- [EXERCISE DESCRIPTION]: Below are the records. Gather each line that holds "归根到底".

- [PROVIDED INFORMATION]:

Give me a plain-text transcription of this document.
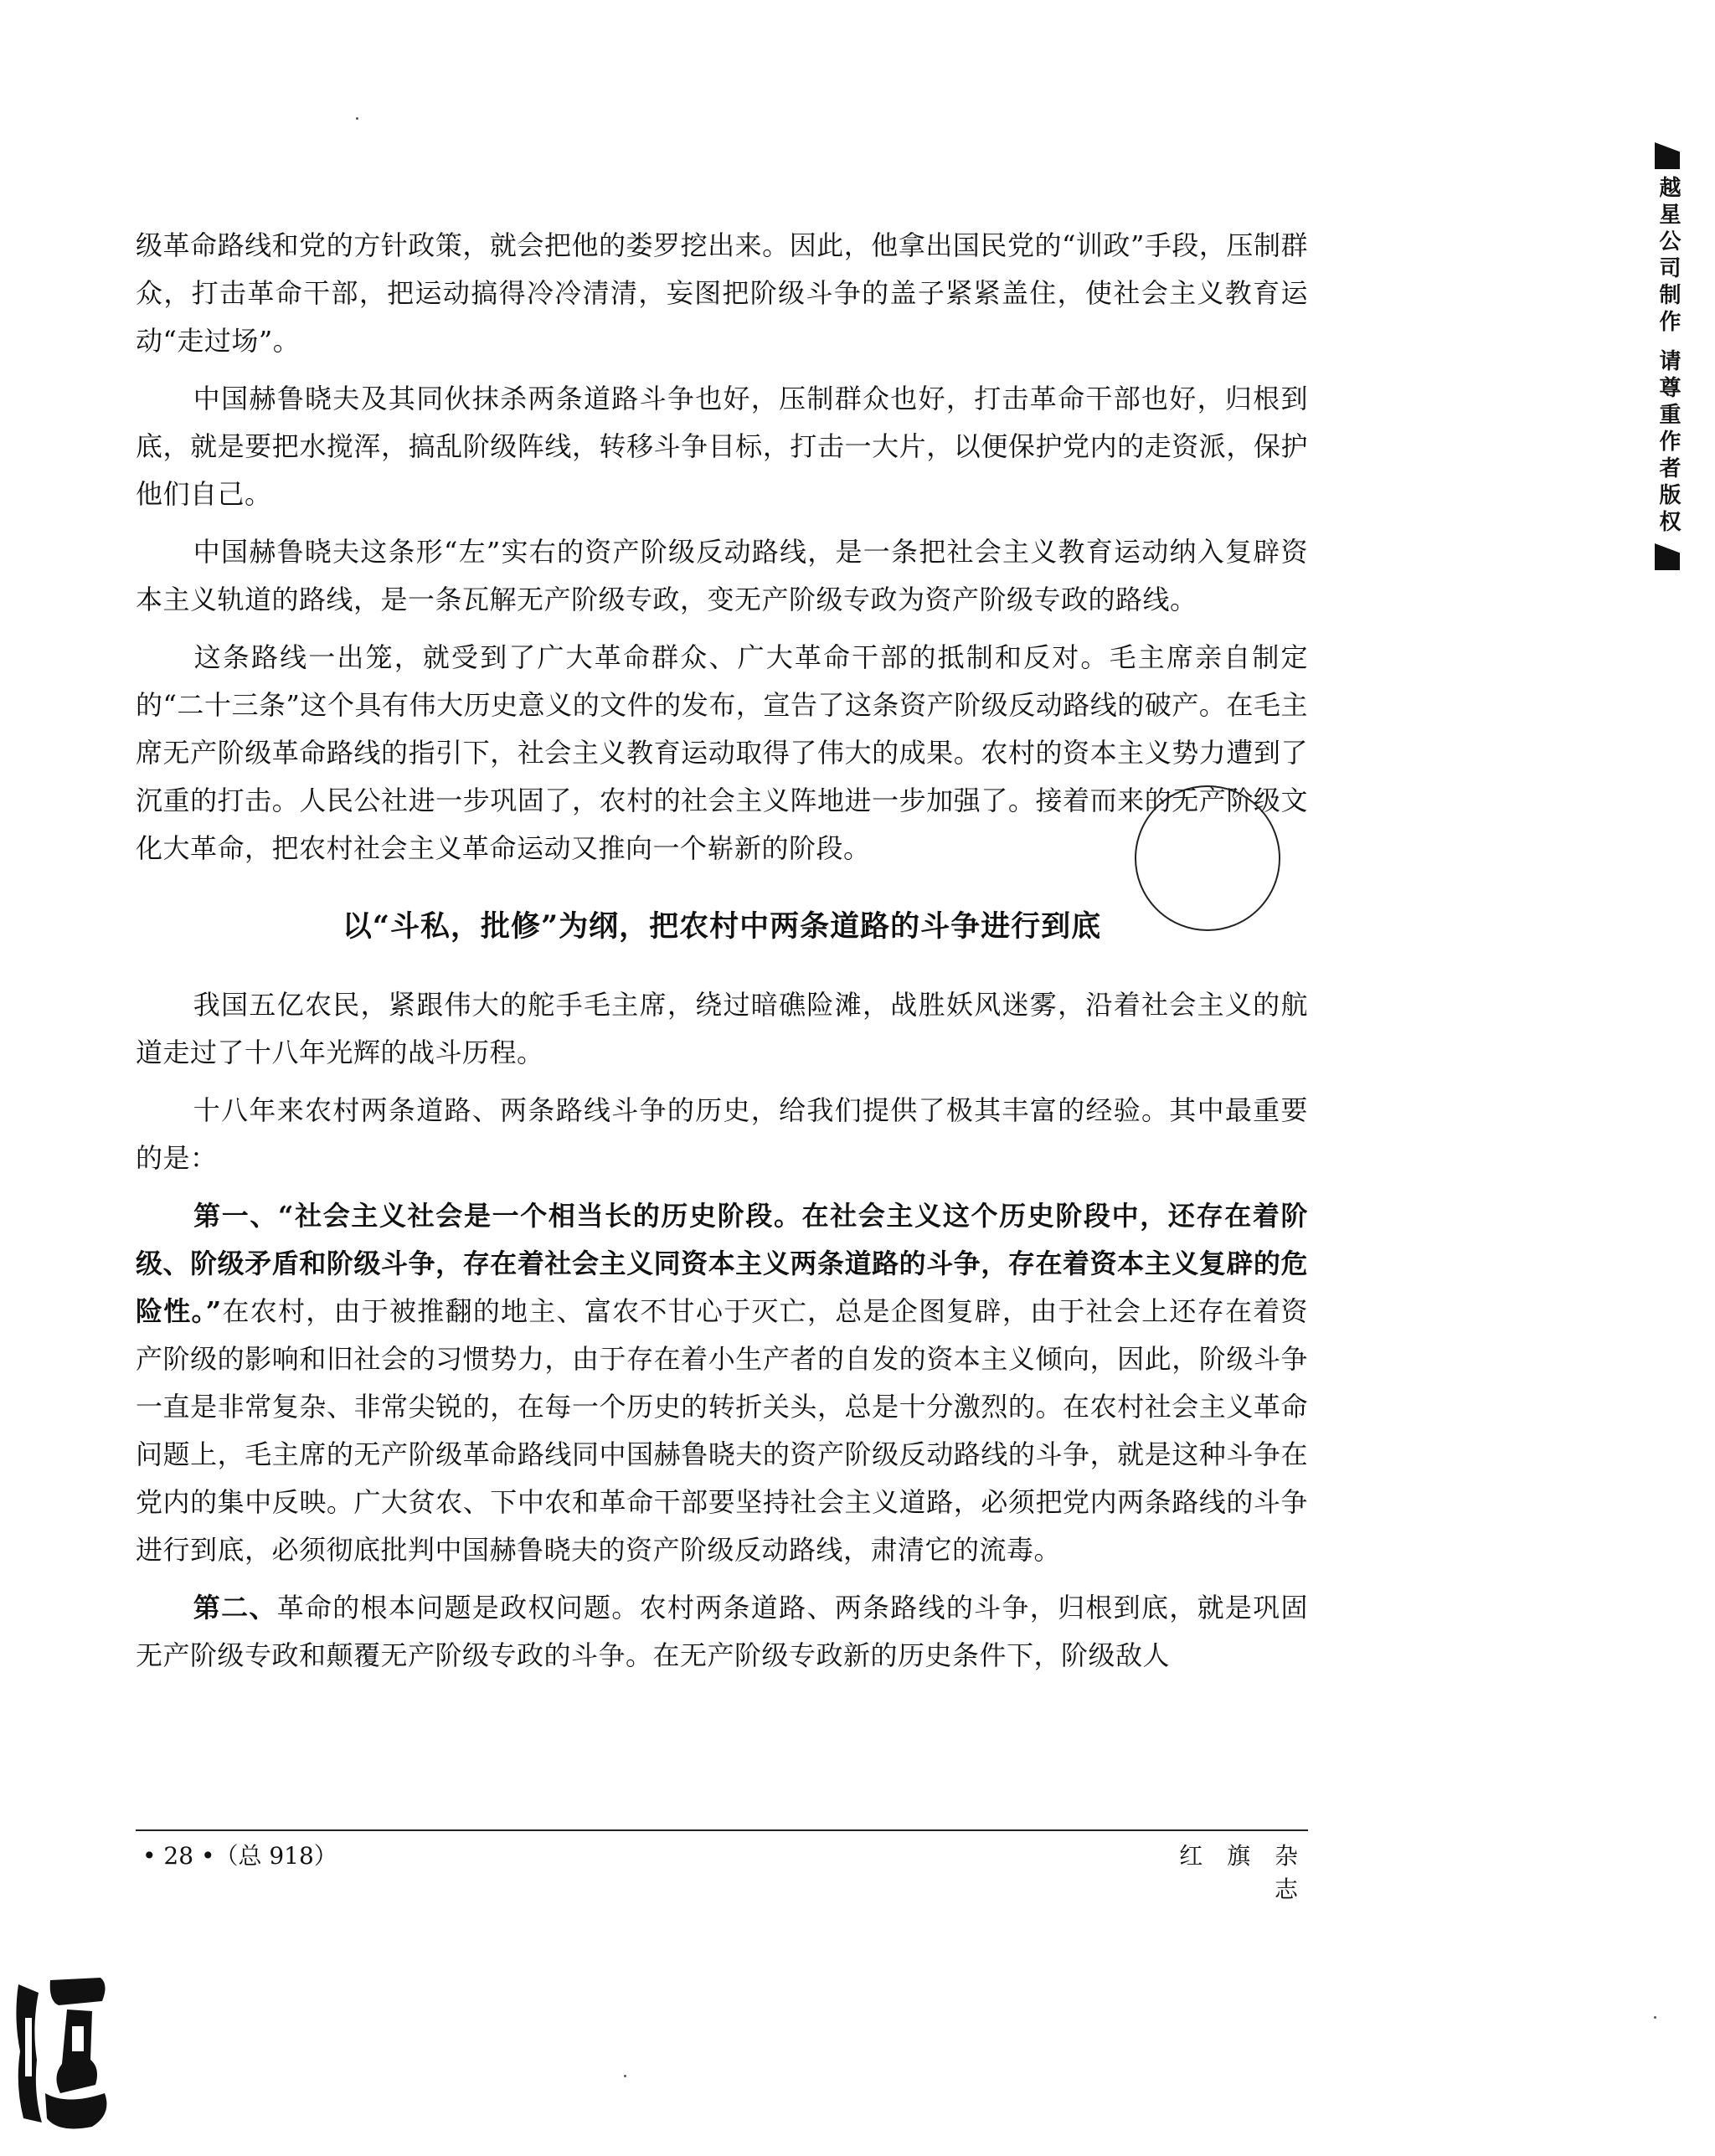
越星公司制作 请尊重作者版权

级革命路线和党的方针政策，就会把他的娄罗挖出来。因此，他拿出国民党的“训政”手段，压制群众，打击革命干部，把运动搞得冷冷清清，妄图把阶级斗争的盖子紧紧盖住，使社会主义教育运动“走过场”。

中国赫鲁晓夫及其同伙抹杀两条道路斗争也好，压制群众也好，打击革命干部也好，归根到底，就是要把水搅浑，搞乱阶级阵线，转移斗争目标，打击一大片，以便保护党内的走资派，保护他们自己。

中国赫鲁晓夫这条形“左”实右的资产阶级反动路线，是一条把社会主义教育运动纳入复辟资本主义轨道的路线，是一条瓦解无产阶级专政，变无产阶级专政为资产阶级专政的路线。

这条路线一出笼，就受到了广大革命群众、广大革命干部的抵制和反对。毛主席亲自制定的“二十三条”这个具有伟大历史意义的文件的发布，宣告了这条资产阶级反动路线的破产。在毛主席无产阶级革命路线的指引下，社会主义教育运动取得了伟大的成果。农村的资本主义势力遭到了沉重的打击。人民公社进一步巩固了，农村的社会主义阵地进一步加强了。接着而来的无产阶级文化大革命，把农村社会主义革命运动又推向一个崭新的阶段。

以“斗私，批修”为纲，把农村中两条道路的斗争进行到底

我国五亿农民，紧跟伟大的舵手毛主席，绕过暗礁险滩，战胜妖风迷雾，沿着社会主义的航道走过了十八年光辉的战斗历程。

十八年来农村两条道路、两条路线斗争的历史，给我们提供了极其丰富的经验。其中最重要的是：

第一、“社会主义社会是一个相当长的历史阶段。在社会主义这个历史阶段中，还存在着阶级、阶级矛盾和阶级斗争，存在着社会主义同资本主义两条道路的斗争，存在着资本主义复辟的危险性。”在农村，由于被推翻的地主、富农不甘心于灭亡，总是企图复辟，由于社会上还存在着资产阶级的影响和旧社会的习惯势力，由于存在着小生产者的自发的资本主义倾向，因此，阶级斗争一直是非常复杂、非常尖锐的，在每一个历史的转折关头，总是十分激烈的。在农村社会主义革命问题上，毛主席的无产阶级革命路线同中国赫鲁晓夫的资产阶级反动路线的斗争，就是这种斗争在党内的集中反映。广大贫农、下中农和革命干部要坚持社会主义道路，必须把党内两条路线的斗争进行到底，必须彻底批判中国赫鲁晓夫的资产阶级反动路线，肃清它的流毒。

第二、革命的根本问题是政权问题。农村两条道路、两条路线的斗争，归根到底，就是巩固无产阶级专政和颠覆无产阶级专政的斗争。在无产阶级专政新的历史条件下，阶级敌人

• 28 •（总 918）	红 旗 杂 志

- [COMPLETED TASK]:
中国赫鲁晓夫及其同伙抹杀两条道路斗争也好，压制群众也好，打击革命干部也好，归根到底，就是要把水搅浑，搞乱阶级阵线，转移斗争目标，打击一大片，以便保护党内的走资派，保护他们自己。
第二、革命的根本问题是政权问题。农村两条道路、两条路线的斗争，归根到底，就是巩固无产阶级专政和颠覆无产阶级专政的斗争。在无产阶级专政新的历史条件下，阶级敌人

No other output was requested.